## Exercise brief
You are to retype all of the data exactly as it appears.

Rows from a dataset
⟨
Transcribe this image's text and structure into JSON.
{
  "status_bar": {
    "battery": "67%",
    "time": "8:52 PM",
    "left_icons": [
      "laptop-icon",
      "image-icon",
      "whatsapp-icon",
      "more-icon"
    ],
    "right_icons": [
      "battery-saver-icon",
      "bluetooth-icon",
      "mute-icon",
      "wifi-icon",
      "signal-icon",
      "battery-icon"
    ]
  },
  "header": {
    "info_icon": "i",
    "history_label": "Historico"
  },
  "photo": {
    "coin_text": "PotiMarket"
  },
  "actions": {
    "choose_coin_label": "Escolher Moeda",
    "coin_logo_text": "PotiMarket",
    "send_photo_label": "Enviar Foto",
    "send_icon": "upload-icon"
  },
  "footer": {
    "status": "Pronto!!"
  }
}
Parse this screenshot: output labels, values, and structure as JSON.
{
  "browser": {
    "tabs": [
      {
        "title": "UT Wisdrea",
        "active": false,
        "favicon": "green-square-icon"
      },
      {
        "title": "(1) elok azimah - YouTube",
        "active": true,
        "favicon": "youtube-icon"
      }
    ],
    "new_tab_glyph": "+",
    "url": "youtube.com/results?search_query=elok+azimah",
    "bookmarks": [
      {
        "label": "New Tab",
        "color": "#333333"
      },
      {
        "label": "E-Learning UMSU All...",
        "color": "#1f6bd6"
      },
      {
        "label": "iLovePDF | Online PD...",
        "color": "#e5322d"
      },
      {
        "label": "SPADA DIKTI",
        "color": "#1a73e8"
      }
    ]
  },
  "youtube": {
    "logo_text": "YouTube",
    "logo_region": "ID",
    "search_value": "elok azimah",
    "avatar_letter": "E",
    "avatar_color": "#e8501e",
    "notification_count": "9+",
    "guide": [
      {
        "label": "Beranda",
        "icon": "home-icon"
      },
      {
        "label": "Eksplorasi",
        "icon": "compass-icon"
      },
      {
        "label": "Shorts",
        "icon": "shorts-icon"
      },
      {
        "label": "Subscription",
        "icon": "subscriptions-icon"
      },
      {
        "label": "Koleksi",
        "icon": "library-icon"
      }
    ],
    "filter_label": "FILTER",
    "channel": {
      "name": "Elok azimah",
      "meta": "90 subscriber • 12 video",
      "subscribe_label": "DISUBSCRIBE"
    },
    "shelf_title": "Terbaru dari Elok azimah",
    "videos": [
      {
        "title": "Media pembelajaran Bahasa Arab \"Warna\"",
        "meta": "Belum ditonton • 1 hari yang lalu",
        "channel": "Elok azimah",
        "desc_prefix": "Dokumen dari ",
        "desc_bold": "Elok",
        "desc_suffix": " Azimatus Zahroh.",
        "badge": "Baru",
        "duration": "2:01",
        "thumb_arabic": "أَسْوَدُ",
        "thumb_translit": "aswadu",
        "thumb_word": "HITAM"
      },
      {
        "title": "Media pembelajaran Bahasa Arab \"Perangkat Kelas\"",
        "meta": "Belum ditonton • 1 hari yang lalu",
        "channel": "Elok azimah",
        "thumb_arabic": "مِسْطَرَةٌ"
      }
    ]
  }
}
⟩
## Exercise answer
Transcribe this image's text and structure into JSON.
{
  "status_bar": {
    "battery": "67%",
    "time": "8:52 PM",
    "left_icons": [
      "laptop-icon",
      "image-icon",
      "whatsapp-icon",
      "more-icon"
    ],
    "right_icons": [
      "battery-saver-icon",
      "bluetooth-icon",
      "mute-icon",
      "wifi-icon",
      "signal-icon",
      "battery-icon"
    ]
  },
  "header": {
    "info_icon": "i",
    "history_label": "Historico"
  },
  "photo": {
    "coin_text": "PotiMarket"
  },
  "actions": {
    "choose_coin_label": "Escolher Moeda",
    "coin_logo_text": "PotiMarket",
    "send_photo_label": "Enviar Foto",
    "send_icon": "upload-icon"
  },
  "footer": {
    "status": "Pronto!!"
  }
}
Parse this screenshot: output labels, values, and structure as JSON.
{
  "browser": {
    "tabs": [
      {
        "title": "UT Wisdrea",
        "active": false,
        "favicon": "green-square-icon"
      },
      {
        "title": "(1) elok azimah - YouTube",
        "active": true,
        "favicon": "youtube-icon"
      }
    ],
    "new_tab_glyph": "+",
    "url": "youtube.com/results?search_query=elok+azimah",
    "bookmarks": [
      {
        "label": "New Tab",
        "color": "#333333"
      },
      {
        "label": "E-Learning UMSU All...",
        "color": "#1f6bd6"
      },
      {
        "label": "iLovePDF | Online PD...",
        "color": "#e5322d"
      },
      {
        "label": "SPADA DIKTI",
        "color": "#1a73e8"
      }
    ]
  },
  "youtube": {
    "logo_text": "YouTube",
    "logo_region": "ID",
    "search_value": "elok azimah",
    "avatar_letter": "E",
    "avatar_color": "#e8501e",
    "notification_count": "9+",
    "guide": [
      {
        "label": "Beranda",
        "icon": "home-icon"
      },
      {
        "label": "Eksplorasi",
        "icon": "compass-icon"
      },
      {
        "label": "Shorts",
        "icon": "shorts-icon"
      },
      {
        "label": "Subscription",
        "icon": "subscriptions-icon"
      },
      {
        "label": "Koleksi",
        "icon": "library-icon"
      }
    ],
    "filter_label": "FILTER",
    "channel": {
      "name": "Elok azimah",
      "meta": "90 subscriber • 12 video",
      "subscribe_label": "DISUBSCRIBE"
    },
    "shelf_title": "Terbaru dari Elok azimah",
    "videos": [
      {
        "title": "Media pembelajaran Bahasa Arab \"Warna\"",
        "meta": "Belum ditonton • 1 hari yang lalu",
        "channel": "Elok azimah",
        "desc_prefix": "Dokumen dari ",
        "desc_bold": "Elok",
        "desc_suffix": " Azimatus Zahroh.",
        "badge": "Baru",
        "duration": "2:01",
        "thumb_arabic": "أَسْوَدُ",
        "thumb_translit": "aswadu",
        "thumb_word": "HITAM"
      },
      {
        "title": "Media pembelajaran Bahasa Arab \"Perangkat Kelas\"",
        "meta": "Belum ditonton • 1 hari yang lalu",
        "channel": "Elok azimah",
        "thumb_arabic": "مِسْطَرَةٌ"
      }
    ]
  }
}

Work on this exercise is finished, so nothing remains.